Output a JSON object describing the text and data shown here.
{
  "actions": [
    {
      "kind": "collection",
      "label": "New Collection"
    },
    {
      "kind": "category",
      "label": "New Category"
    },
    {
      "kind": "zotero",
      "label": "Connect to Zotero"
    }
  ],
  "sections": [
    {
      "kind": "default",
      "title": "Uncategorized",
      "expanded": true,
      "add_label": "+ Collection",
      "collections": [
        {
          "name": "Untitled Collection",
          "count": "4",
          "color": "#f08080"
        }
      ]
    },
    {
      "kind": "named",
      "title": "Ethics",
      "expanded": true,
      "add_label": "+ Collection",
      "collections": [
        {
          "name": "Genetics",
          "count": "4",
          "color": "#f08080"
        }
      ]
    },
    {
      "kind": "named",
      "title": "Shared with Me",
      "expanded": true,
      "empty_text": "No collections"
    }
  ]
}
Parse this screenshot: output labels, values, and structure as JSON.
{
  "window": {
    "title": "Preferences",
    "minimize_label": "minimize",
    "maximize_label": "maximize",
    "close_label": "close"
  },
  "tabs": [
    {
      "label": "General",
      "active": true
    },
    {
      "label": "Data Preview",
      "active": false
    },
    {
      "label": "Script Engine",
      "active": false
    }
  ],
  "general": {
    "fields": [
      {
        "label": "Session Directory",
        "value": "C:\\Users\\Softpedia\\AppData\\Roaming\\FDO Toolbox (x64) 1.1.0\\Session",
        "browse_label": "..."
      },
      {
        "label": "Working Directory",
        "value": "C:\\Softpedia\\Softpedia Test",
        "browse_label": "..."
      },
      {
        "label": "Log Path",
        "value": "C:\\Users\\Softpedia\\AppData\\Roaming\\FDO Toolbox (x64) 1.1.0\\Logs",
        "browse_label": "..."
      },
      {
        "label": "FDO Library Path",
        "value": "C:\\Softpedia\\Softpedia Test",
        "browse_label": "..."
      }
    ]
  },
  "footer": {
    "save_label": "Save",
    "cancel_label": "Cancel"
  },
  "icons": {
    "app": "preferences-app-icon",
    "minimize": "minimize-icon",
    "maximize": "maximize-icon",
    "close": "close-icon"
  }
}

■ **WHAT YOU HAVE TO DO**:
Return every line above that contains the word "AppData".

■ **EXPECTED ANSWER**:
        "value": "C:\\Users\\Softpedia\\AppData\\Roaming\\FDO Toolbox (x64) 1.1.0\\Session",
        "value": "C:\\Users\\Softpedia\\AppData\\Roaming\\FDO Toolbox (x64) 1.1.0\\Logs",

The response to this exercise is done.